* _Input material_
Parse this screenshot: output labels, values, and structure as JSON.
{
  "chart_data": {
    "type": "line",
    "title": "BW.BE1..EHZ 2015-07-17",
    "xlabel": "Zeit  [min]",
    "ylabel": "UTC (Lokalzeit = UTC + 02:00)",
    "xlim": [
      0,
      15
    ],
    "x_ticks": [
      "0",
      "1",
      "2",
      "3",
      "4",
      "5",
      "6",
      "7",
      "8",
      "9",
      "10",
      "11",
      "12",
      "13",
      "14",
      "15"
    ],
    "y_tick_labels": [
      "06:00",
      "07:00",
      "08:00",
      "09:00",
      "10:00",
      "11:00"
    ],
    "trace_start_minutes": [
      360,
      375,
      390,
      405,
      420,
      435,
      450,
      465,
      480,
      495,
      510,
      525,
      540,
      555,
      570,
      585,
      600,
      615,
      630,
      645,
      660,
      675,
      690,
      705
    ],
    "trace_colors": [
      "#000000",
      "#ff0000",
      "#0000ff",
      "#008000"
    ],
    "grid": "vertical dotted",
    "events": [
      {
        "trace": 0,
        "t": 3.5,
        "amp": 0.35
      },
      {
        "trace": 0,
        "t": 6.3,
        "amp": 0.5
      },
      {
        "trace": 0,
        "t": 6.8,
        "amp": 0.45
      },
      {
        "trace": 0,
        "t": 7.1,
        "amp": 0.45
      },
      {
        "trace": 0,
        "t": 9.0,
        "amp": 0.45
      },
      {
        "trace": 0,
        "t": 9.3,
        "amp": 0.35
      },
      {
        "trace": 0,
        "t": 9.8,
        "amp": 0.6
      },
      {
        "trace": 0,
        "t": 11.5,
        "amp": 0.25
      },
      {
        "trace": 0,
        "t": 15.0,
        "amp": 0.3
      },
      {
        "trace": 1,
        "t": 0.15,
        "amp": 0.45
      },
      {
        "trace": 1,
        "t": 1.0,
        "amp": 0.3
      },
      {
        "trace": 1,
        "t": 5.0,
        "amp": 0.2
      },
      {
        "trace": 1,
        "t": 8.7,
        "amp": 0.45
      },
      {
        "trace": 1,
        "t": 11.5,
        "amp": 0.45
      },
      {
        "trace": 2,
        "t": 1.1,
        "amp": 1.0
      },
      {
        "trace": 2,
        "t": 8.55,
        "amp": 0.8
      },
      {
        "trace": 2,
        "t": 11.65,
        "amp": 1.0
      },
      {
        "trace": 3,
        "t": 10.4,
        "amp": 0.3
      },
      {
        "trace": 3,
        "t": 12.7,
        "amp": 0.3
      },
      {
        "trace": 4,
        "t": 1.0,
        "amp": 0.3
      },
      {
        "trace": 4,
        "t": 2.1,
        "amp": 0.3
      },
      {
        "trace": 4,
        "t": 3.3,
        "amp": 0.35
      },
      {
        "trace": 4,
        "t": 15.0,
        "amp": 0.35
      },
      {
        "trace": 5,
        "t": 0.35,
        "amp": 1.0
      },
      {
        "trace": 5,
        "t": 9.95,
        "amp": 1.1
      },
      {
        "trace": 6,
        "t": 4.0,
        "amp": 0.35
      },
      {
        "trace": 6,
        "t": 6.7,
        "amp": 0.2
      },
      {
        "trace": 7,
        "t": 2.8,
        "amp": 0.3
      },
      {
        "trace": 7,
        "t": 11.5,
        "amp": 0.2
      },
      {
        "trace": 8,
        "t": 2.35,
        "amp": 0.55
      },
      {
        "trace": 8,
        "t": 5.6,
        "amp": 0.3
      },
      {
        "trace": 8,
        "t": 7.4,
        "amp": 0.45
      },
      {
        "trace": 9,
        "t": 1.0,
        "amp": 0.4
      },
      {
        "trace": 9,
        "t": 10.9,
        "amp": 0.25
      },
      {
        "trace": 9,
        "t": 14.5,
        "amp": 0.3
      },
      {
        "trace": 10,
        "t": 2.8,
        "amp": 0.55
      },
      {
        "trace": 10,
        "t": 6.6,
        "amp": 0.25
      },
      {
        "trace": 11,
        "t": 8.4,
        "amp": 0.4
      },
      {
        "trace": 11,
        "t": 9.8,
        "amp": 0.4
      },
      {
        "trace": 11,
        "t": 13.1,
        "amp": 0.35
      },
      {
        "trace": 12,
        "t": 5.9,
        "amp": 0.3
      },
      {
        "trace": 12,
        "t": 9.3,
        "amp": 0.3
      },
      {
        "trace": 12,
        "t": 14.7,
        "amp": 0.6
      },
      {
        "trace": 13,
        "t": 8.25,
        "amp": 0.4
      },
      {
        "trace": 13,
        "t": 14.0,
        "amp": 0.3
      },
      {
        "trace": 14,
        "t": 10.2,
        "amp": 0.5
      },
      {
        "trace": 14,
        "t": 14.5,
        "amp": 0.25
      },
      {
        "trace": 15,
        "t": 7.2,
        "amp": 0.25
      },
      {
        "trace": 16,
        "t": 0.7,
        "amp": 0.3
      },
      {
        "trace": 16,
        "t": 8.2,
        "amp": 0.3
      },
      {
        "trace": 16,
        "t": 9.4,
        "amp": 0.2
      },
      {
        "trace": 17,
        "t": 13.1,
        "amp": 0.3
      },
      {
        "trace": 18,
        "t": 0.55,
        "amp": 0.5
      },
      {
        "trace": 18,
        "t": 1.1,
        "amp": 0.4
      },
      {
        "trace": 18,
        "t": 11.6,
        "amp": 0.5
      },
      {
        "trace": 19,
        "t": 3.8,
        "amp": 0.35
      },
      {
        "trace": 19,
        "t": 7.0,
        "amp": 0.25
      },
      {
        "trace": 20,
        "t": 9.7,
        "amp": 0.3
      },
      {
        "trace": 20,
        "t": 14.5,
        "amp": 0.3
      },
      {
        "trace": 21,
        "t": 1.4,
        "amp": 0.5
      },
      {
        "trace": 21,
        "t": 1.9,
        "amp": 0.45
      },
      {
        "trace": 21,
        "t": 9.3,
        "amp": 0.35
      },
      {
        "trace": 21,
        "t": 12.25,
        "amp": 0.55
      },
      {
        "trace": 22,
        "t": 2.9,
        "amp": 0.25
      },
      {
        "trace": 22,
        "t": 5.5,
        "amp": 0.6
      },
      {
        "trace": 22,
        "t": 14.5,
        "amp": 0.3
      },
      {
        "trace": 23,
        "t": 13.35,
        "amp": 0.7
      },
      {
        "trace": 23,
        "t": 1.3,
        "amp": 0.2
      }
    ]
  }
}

* _Exercise prompt_
Copy out each line above, character for character.

* _The reply_
Parse this screenshot: output labels, values, and structure as JSON.
{
  "chart_data": {
    "type": "line",
    "title": "BW.BE1..EHZ 2015-07-17",
    "xlabel": "Zeit  [min]",
    "ylabel": "UTC (Lokalzeit = UTC + 02:00)",
    "xlim": [
      0,
      15
    ],
    "x_ticks": [
      "0",
      "1",
      "2",
      "3",
      "4",
      "5",
      "6",
      "7",
      "8",
      "9",
      "10",
      "11",
      "12",
      "13",
      "14",
      "15"
    ],
    "y_tick_labels": [
      "06:00",
      "07:00",
      "08:00",
      "09:00",
      "10:00",
      "11:00"
    ],
    "trace_start_minutes": [
      360,
      375,
      390,
      405,
      420,
      435,
      450,
      465,
      480,
      495,
      510,
      525,
      540,
      555,
      570,
      585,
      600,
      615,
      630,
      645,
      660,
      675,
      690,
      705
    ],
    "trace_colors": [
      "#000000",
      "#ff0000",
      "#0000ff",
      "#008000"
    ],
    "grid": "vertical dotted",
    "events": [
      {
        "trace": 0,
        "t": 3.5,
        "amp": 0.35
      },
      {
        "trace": 0,
        "t": 6.3,
        "amp": 0.5
      },
      {
        "trace": 0,
        "t": 6.8,
        "amp": 0.45
      },
      {
        "trace": 0,
        "t": 7.1,
        "amp": 0.45
      },
      {
        "trace": 0,
        "t": 9.0,
        "amp": 0.45
      },
      {
        "trace": 0,
        "t": 9.3,
        "amp": 0.35
      },
      {
        "trace": 0,
        "t": 9.8,
        "amp": 0.6
      },
      {
        "trace": 0,
        "t": 11.5,
        "amp": 0.25
      },
      {
        "trace": 0,
        "t": 15.0,
        "amp": 0.3
      },
      {
        "trace": 1,
        "t": 0.15,
        "amp": 0.45
      },
      {
        "trace": 1,
        "t": 1.0,
        "amp": 0.3
      },
      {
        "trace": 1,
        "t": 5.0,
        "amp": 0.2
      },
      {
        "trace": 1,
        "t": 8.7,
        "amp": 0.45
      },
      {
        "trace": 1,
        "t": 11.5,
        "amp": 0.45
      },
      {
        "trace": 2,
        "t": 1.1,
        "amp": 1.0
      },
      {
        "trace": 2,
        "t": 8.55,
        "amp": 0.8
      },
      {
        "trace": 2,
        "t": 11.65,
        "amp": 1.0
      },
      {
        "trace": 3,
        "t": 10.4,
        "amp": 0.3
      },
      {
        "trace": 3,
        "t": 12.7,
        "amp": 0.3
      },
      {
        "trace": 4,
        "t": 1.0,
        "amp": 0.3
      },
      {
        "trace": 4,
        "t": 2.1,
        "amp": 0.3
      },
      {
        "trace": 4,
        "t": 3.3,
        "amp": 0.35
      },
      {
        "trace": 4,
        "t": 15.0,
        "amp": 0.35
      },
      {
        "trace": 5,
        "t": 0.35,
        "amp": 1.0
      },
      {
        "trace": 5,
        "t": 9.95,
        "amp": 1.1
      },
      {
        "trace": 6,
        "t": 4.0,
        "amp": 0.35
      },
      {
        "trace": 6,
        "t": 6.7,
        "amp": 0.2
      },
      {
        "trace": 7,
        "t": 2.8,
        "amp": 0.3
      },
      {
        "trace": 7,
        "t": 11.5,
        "amp": 0.2
      },
      {
        "trace": 8,
        "t": 2.35,
        "amp": 0.55
      },
      {
        "trace": 8,
        "t": 5.6,
        "amp": 0.3
      },
      {
        "trace": 8,
        "t": 7.4,
        "amp": 0.45
      },
      {
        "trace": 9,
        "t": 1.0,
        "amp": 0.4
      },
      {
        "trace": 9,
        "t": 10.9,
        "amp": 0.25
      },
      {
        "trace": 9,
        "t": 14.5,
        "amp": 0.3
      },
      {
        "trace": 10,
        "t": 2.8,
        "amp": 0.55
      },
      {
        "trace": 10,
        "t": 6.6,
        "amp": 0.25
      },
      {
        "trace": 11,
        "t": 8.4,
        "amp": 0.4
      },
      {
        "trace": 11,
        "t": 9.8,
        "amp": 0.4
      },
      {
        "trace": 11,
        "t": 13.1,
        "amp": 0.35
      },
      {
        "trace": 12,
        "t": 5.9,
        "amp": 0.3
      },
      {
        "trace": 12,
        "t": 9.3,
        "amp": 0.3
      },
      {
        "trace": 12,
        "t": 14.7,
        "amp": 0.6
      },
      {
        "trace": 13,
        "t": 8.25,
        "amp": 0.4
      },
      {
        "trace": 13,
        "t": 14.0,
        "amp": 0.3
      },
      {
        "trace": 14,
        "t": 10.2,
        "amp": 0.5
      },
      {
        "trace": 14,
        "t": 14.5,
        "amp": 0.25
      },
      {
        "trace": 15,
        "t": 7.2,
        "amp": 0.25
      },
      {
        "trace": 16,
        "t": 0.7,
        "amp": 0.3
      },
      {
        "trace": 16,
        "t": 8.2,
        "amp": 0.3
      },
      {
        "trace": 16,
        "t": 9.4,
        "amp": 0.2
      },
      {
        "trace": 17,
        "t": 13.1,
        "amp": 0.3
      },
      {
        "trace": 18,
        "t": 0.55,
        "amp": 0.5
      },
      {
        "trace": 18,
        "t": 1.1,
        "amp": 0.4
      },
      {
        "trace": 18,
        "t": 11.6,
        "amp": 0.5
      },
      {
        "trace": 19,
        "t": 3.8,
        "amp": 0.35
      },
      {
        "trace": 19,
        "t": 7.0,
        "amp": 0.25
      },
      {
        "trace": 20,
        "t": 9.7,
        "amp": 0.3
      },
      {
        "trace": 20,
        "t": 14.5,
        "amp": 0.3
      },
      {
        "trace": 21,
        "t": 1.4,
        "amp": 0.5
      },
      {
        "trace": 21,
        "t": 1.9,
        "amp": 0.45
      },
      {
        "trace": 21,
        "t": 9.3,
        "amp": 0.35
      },
      {
        "trace": 21,
        "t": 12.25,
        "amp": 0.55
      },
      {
        "trace": 22,
        "t": 2.9,
        "amp": 0.25
      },
      {
        "trace": 22,
        "t": 5.5,
        "amp": 0.6
      },
      {
        "trace": 22,
        "t": 14.5,
        "amp": 0.3
      },
      {
        "trace": 23,
        "t": 13.35,
        "amp": 0.7
      },
      {
        "trace": 23,
        "t": 1.3,
        "amp": 0.2
      }
    ]
  }
}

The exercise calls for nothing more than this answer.